Extracted entries »

--------------------------------------------------

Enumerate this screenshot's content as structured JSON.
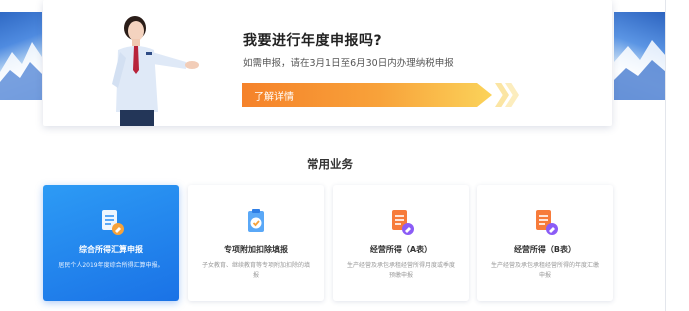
{
  "hero": {
    "title": "我要进行年度申报吗?",
    "subtitle": "如需申报，请在3月1日至6月30日内办理纳税申报",
    "cta_label": "了解详情"
  },
  "section": {
    "title": "常用业务"
  },
  "services": [
    {
      "name": "综合所得汇算申报",
      "desc": "居民个人2019年度综合所得汇算申报。",
      "icon": "document-pen-icon",
      "active": true
    },
    {
      "name": "专项附加扣除填报",
      "desc": "子女教育、继续教育等专项附加扣除的填报",
      "icon": "clipboard-check-icon",
      "active": false
    },
    {
      "name": "经营所得（A表）",
      "desc": "生产经营及承包承租经营所得月度或季度预缴申报",
      "icon": "document-pen-icon",
      "active": false
    },
    {
      "name": "经营所得（B表）",
      "desc": "生产经营及承包承租经营所得的年度汇缴申报",
      "icon": "document-pen-icon",
      "active": false
    }
  ],
  "colors": {
    "accent_blue": "#1a72e6",
    "cta_orange": "#f5822a",
    "icon_orange": "#f77b3a",
    "icon_purple": "#8b5cf6"
  }
}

--------------------------------------------------

Goal » Skip every picture and transcribe the data above exactly.

Solution »
Enumerate this screenshot's content as structured JSON.
{
  "hero": {
    "title": "我要进行年度申报吗?",
    "subtitle": "如需申报，请在3月1日至6月30日内办理纳税申报",
    "cta_label": "了解详情"
  },
  "section": {
    "title": "常用业务"
  },
  "services": [
    {
      "name": "综合所得汇算申报",
      "desc": "居民个人2019年度综合所得汇算申报。",
      "icon": "document-pen-icon",
      "active": true
    },
    {
      "name": "专项附加扣除填报",
      "desc": "子女教育、继续教育等专项附加扣除的填报",
      "icon": "clipboard-check-icon",
      "active": false
    },
    {
      "name": "经营所得（A表）",
      "desc": "生产经营及承包承租经营所得月度或季度预缴申报",
      "icon": "document-pen-icon",
      "active": false
    },
    {
      "name": "经营所得（B表）",
      "desc": "生产经营及承包承租经营所得的年度汇缴申报",
      "icon": "document-pen-icon",
      "active": false
    }
  ],
  "colors": {
    "accent_blue": "#1a72e6",
    "cta_orange": "#f5822a",
    "icon_orange": "#f77b3a",
    "icon_purple": "#8b5cf6"
  }
}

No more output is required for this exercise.